═════ Data provided
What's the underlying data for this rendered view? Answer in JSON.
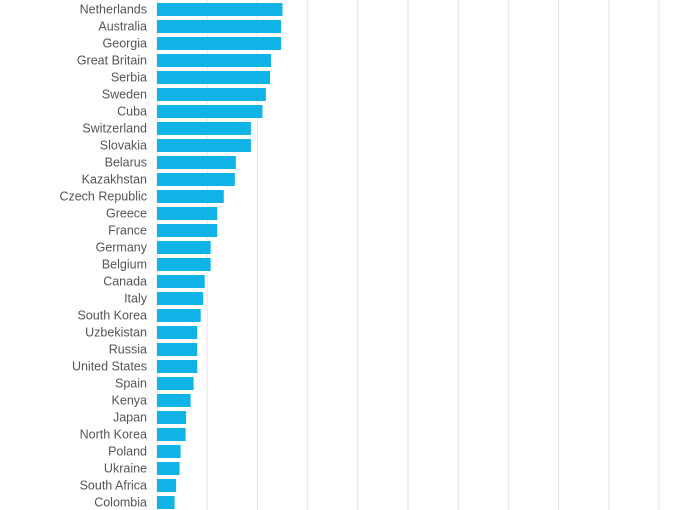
{
  "chart_data": {
    "type": "bar",
    "orientation": "horizontal",
    "bar_color": "#0fb3e6",
    "grid_color": "#e6e6e6",
    "grid": true,
    "xlim": [
      0,
      10
    ],
    "grid_step": 1,
    "categories": [
      "Netherlands",
      "Australia",
      "Georgia",
      "Great Britain",
      "Serbia",
      "Sweden",
      "Cuba",
      "Switzerland",
      "Slovakia",
      "Belarus",
      "Kazakhstan",
      "Czech Republic",
      "Greece",
      "France",
      "Germany",
      "Belgium",
      "Canada",
      "Italy",
      "South Korea",
      "Uzbekistan",
      "Russia",
      "United States",
      "Spain",
      "Kenya",
      "Japan",
      "North Korea",
      "Poland",
      "Ukraine",
      "South Africa",
      "Colombia"
    ],
    "values": [
      2.5,
      2.47,
      2.47,
      2.27,
      2.25,
      2.17,
      2.1,
      1.87,
      1.87,
      1.57,
      1.55,
      1.33,
      1.2,
      1.2,
      1.07,
      1.07,
      0.95,
      0.92,
      0.87,
      0.8,
      0.8,
      0.8,
      0.73,
      0.67,
      0.58,
      0.57,
      0.47,
      0.45,
      0.38,
      0.35
    ]
  }
}
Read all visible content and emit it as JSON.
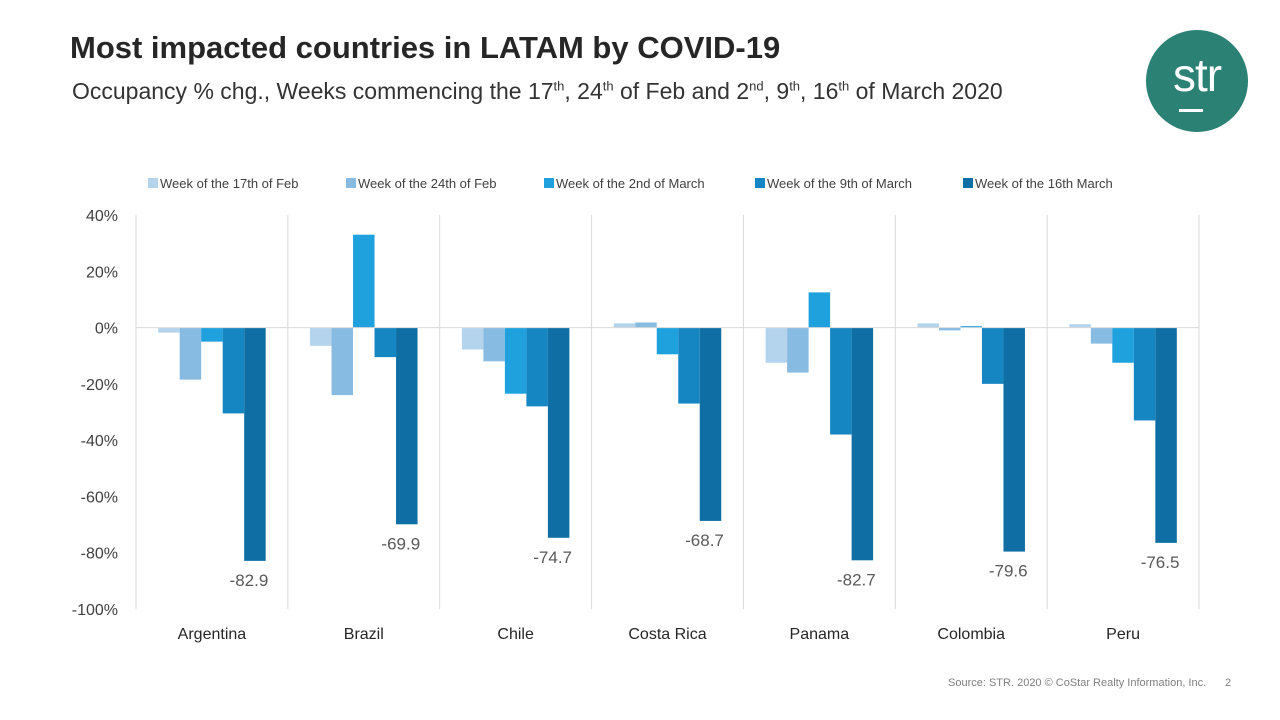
{
  "title": "Most impacted countries in LATAM by COVID-19",
  "subtitle": {
    "part1": "Occupancy % chg., Weeks commencing the 17",
    "sup1": "th",
    "part2": ", 24",
    "sup2": "th",
    "part3": " of Feb and 2",
    "sup3": "nd",
    "part4": ", 9",
    "sup4": "th",
    "part5": ", 16",
    "sup5": "th",
    "part6": " of March 2020"
  },
  "logo": {
    "text": "str",
    "color": "#2a8174"
  },
  "footer": {
    "source": "Source: STR. 2020 © CoStar Realty Information, Inc.",
    "page": "2"
  },
  "chart_data": {
    "type": "bar",
    "categories": [
      "Argentina",
      "Brazil",
      "Chile",
      "Costa Rica",
      "Panama",
      "Colombia",
      "Peru"
    ],
    "series": [
      {
        "name": "Week of the 17th of Feb",
        "color": "#b4d4ee",
        "values": [
          -1.8,
          -6.5,
          -7.8,
          1.5,
          -12.5,
          1.5,
          1.2
        ]
      },
      {
        "name": "Week of the 24th of Feb",
        "color": "#88bbe2",
        "values": [
          -18.5,
          -24.0,
          -12.0,
          1.8,
          -16.0,
          -1.0,
          -5.7
        ]
      },
      {
        "name": "Week of the 2nd of March",
        "color": "#1ea1dd",
        "values": [
          -5.0,
          33.0,
          -23.5,
          -9.5,
          12.5,
          0.5,
          -12.5
        ]
      },
      {
        "name": "Week of the 9th of March",
        "color": "#1686c3",
        "values": [
          -30.5,
          -10.5,
          -28.0,
          -27.0,
          -38.0,
          -20.0,
          -33.0
        ]
      },
      {
        "name": "Week of the 16th March",
        "color": "#0f6fa4",
        "values": [
          -82.9,
          -69.9,
          -74.7,
          -68.7,
          -82.7,
          -79.6,
          -76.5
        ]
      }
    ],
    "data_labels": [
      "-82.9",
      "-69.9",
      "-74.7",
      "-68.7",
      "-82.7",
      "-79.6",
      "-76.5"
    ],
    "y_ticks": [
      "40%",
      "20%",
      "0%",
      "-20%",
      "-40%",
      "-60%",
      "-80%",
      "-100%"
    ],
    "ylim": [
      -100,
      40
    ],
    "legend_position": "top",
    "title": "",
    "xlabel": "",
    "ylabel": ""
  }
}
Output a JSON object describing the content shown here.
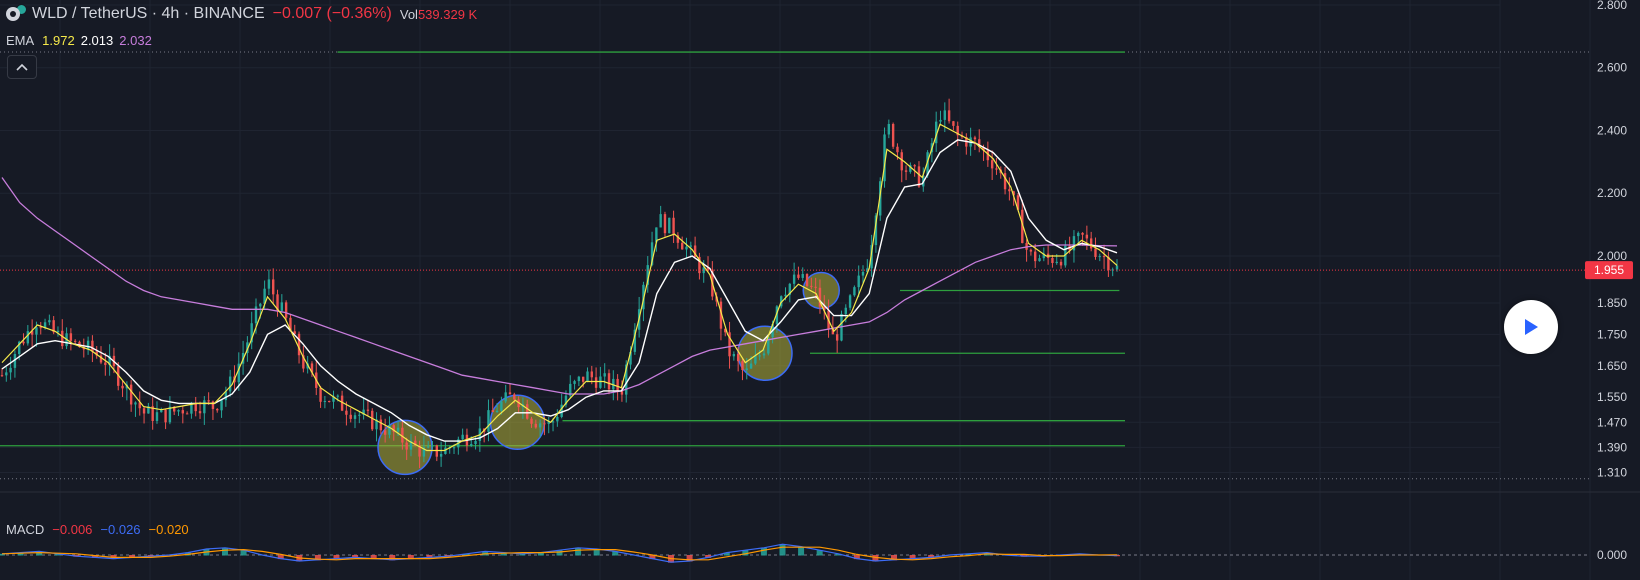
{
  "header": {
    "symbol": "WLD / TetherUS · 4h · BINANCE",
    "change": "−0.007 (−0.36%)",
    "vol_label": "Vol",
    "vol_value": "539.329 K"
  },
  "ema_legend": {
    "label": "EMA",
    "fast": "1.972",
    "mid": "2.013",
    "slow": "2.032"
  },
  "macd_legend": {
    "label": "MACD",
    "macd": "−0.006",
    "signal": "−0.026",
    "hist": "−0.020"
  },
  "price_label": "1.955",
  "colors": {
    "bg": "#161a25",
    "up": "#26a69a",
    "down": "#ef5350",
    "ema_fast": "#f5e94a",
    "ema_mid": "#ffffff",
    "ema_slow": "#c77ddc",
    "level": "#2e9f3e",
    "highlight": "#b5b33a",
    "macd": "#3d6cf5",
    "signal": "#ff9800"
  },
  "icons": {
    "collapse": "chevron-up-icon",
    "play": "play-icon"
  },
  "chart_data": {
    "type": "candlestick",
    "title": "WLD / TetherUS · 4h · BINANCE",
    "y_ticks": [
      "2.800",
      "2.600",
      "2.400",
      "2.200",
      "2.000",
      "1.850",
      "1.750",
      "1.650",
      "1.550",
      "1.470",
      "1.390",
      "1.310"
    ],
    "y_tick_values": [
      2.8,
      2.6,
      2.4,
      2.2,
      2.0,
      1.85,
      1.75,
      1.65,
      1.55,
      1.47,
      1.39,
      1.31
    ],
    "last_price": 1.955,
    "macd_tick": "0.000",
    "close_series": [
      1.62,
      1.72,
      1.8,
      1.75,
      1.72,
      1.7,
      1.66,
      1.58,
      1.5,
      1.49,
      1.51,
      1.53,
      1.52,
      1.6,
      1.75,
      1.92,
      1.8,
      1.66,
      1.56,
      1.53,
      1.5,
      1.47,
      1.44,
      1.4,
      1.37,
      1.38,
      1.42,
      1.44,
      1.52,
      1.56,
      1.48,
      1.46,
      1.57,
      1.62,
      1.6,
      1.57,
      1.86,
      2.12,
      2.08,
      2.0,
      1.92,
      1.7,
      1.62,
      1.7,
      1.89,
      1.93,
      1.88,
      1.73,
      1.86,
      2.0,
      2.42,
      2.28,
      2.24,
      2.46,
      2.38,
      2.36,
      2.3,
      2.2,
      2.0,
      1.99,
      2.0,
      2.06,
      2.01,
      1.96
    ],
    "ema_fast": [
      1.66,
      1.72,
      1.78,
      1.76,
      1.72,
      1.7,
      1.66,
      1.59,
      1.52,
      1.51,
      1.52,
      1.53,
      1.53,
      1.59,
      1.72,
      1.87,
      1.8,
      1.68,
      1.58,
      1.54,
      1.51,
      1.48,
      1.45,
      1.41,
      1.38,
      1.38,
      1.41,
      1.43,
      1.49,
      1.54,
      1.5,
      1.47,
      1.54,
      1.6,
      1.6,
      1.58,
      1.8,
      2.05,
      2.07,
      2.02,
      1.94,
      1.75,
      1.66,
      1.7,
      1.85,
      1.91,
      1.88,
      1.76,
      1.82,
      1.96,
      2.34,
      2.3,
      2.25,
      2.42,
      2.39,
      2.36,
      2.31,
      2.22,
      2.04,
      2.0,
      2.0,
      2.05,
      2.02,
      1.97
    ],
    "ema_mid": [
      1.64,
      1.68,
      1.72,
      1.73,
      1.72,
      1.71,
      1.68,
      1.63,
      1.57,
      1.54,
      1.53,
      1.53,
      1.53,
      1.56,
      1.63,
      1.75,
      1.78,
      1.72,
      1.65,
      1.6,
      1.56,
      1.53,
      1.5,
      1.46,
      1.43,
      1.41,
      1.41,
      1.42,
      1.45,
      1.5,
      1.5,
      1.49,
      1.51,
      1.55,
      1.57,
      1.57,
      1.66,
      1.88,
      1.98,
      2.0,
      1.96,
      1.86,
      1.76,
      1.73,
      1.79,
      1.86,
      1.87,
      1.81,
      1.81,
      1.88,
      2.12,
      2.22,
      2.23,
      2.33,
      2.37,
      2.36,
      2.33,
      2.27,
      2.12,
      2.05,
      2.02,
      2.04,
      2.03,
      2.01
    ],
    "ema_slow": [
      2.25,
      2.17,
      2.12,
      2.08,
      2.04,
      2.0,
      1.96,
      1.92,
      1.89,
      1.87,
      1.86,
      1.85,
      1.84,
      1.83,
      1.83,
      1.83,
      1.82,
      1.8,
      1.78,
      1.76,
      1.74,
      1.72,
      1.7,
      1.68,
      1.66,
      1.64,
      1.62,
      1.61,
      1.6,
      1.59,
      1.58,
      1.57,
      1.56,
      1.56,
      1.56,
      1.57,
      1.59,
      1.62,
      1.65,
      1.68,
      1.7,
      1.71,
      1.72,
      1.73,
      1.74,
      1.75,
      1.76,
      1.77,
      1.78,
      1.79,
      1.82,
      1.86,
      1.89,
      1.92,
      1.95,
      1.98,
      2.0,
      2.02,
      2.03,
      2.035,
      2.035,
      2.035,
      2.033,
      2.032
    ],
    "levels": [
      {
        "y": 2.65,
        "x_from": 0.3,
        "x_to": 1.0
      },
      {
        "y": 1.89,
        "x_from": 0.8,
        "x_to": 0.995
      },
      {
        "y": 1.69,
        "x_from": 0.72,
        "x_to": 1.0
      },
      {
        "y": 1.475,
        "x_from": 0.5,
        "x_to": 1.0
      },
      {
        "y": 1.395,
        "x_from": 0.0,
        "x_to": 1.0
      }
    ],
    "highlights": [
      {
        "x": 0.36,
        "y": 1.39
      },
      {
        "x": 0.46,
        "y": 1.47
      },
      {
        "x": 0.68,
        "y": 1.69
      },
      {
        "x": 0.73,
        "y": 1.89
      }
    ],
    "macd_series": [
      0.01,
      0.02,
      0.03,
      0.01,
      -0.01,
      -0.02,
      -0.03,
      -0.02,
      -0.01,
      0.0,
      0.02,
      0.05,
      0.06,
      0.04,
      0.0,
      -0.03,
      -0.05,
      -0.04,
      -0.03,
      -0.02,
      -0.03,
      -0.04,
      -0.03,
      -0.02,
      -0.01,
      0.01,
      0.03,
      0.02,
      0.01,
      0.02,
      0.04,
      0.06,
      0.05,
      0.03,
      0.0,
      -0.03,
      -0.06,
      -0.05,
      -0.02,
      0.02,
      0.04,
      0.06,
      0.09,
      0.07,
      0.04,
      0.01,
      -0.03,
      -0.05,
      -0.04,
      -0.03,
      -0.02,
      0.0,
      0.01,
      0.02,
      0.0,
      -0.01,
      -0.01,
      0.0,
      0.01,
      0.0,
      -0.006
    ]
  }
}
══════════
== Given exercise ==
Which lines in the listing above hold the word "March"? Show each of them.

== Solution to the problem ==
    "part6": " of March 2020"
        "name": "Week of the 2nd of March",
        "name": "Week of the 9th of March",
        "name": "Week of the 16th March",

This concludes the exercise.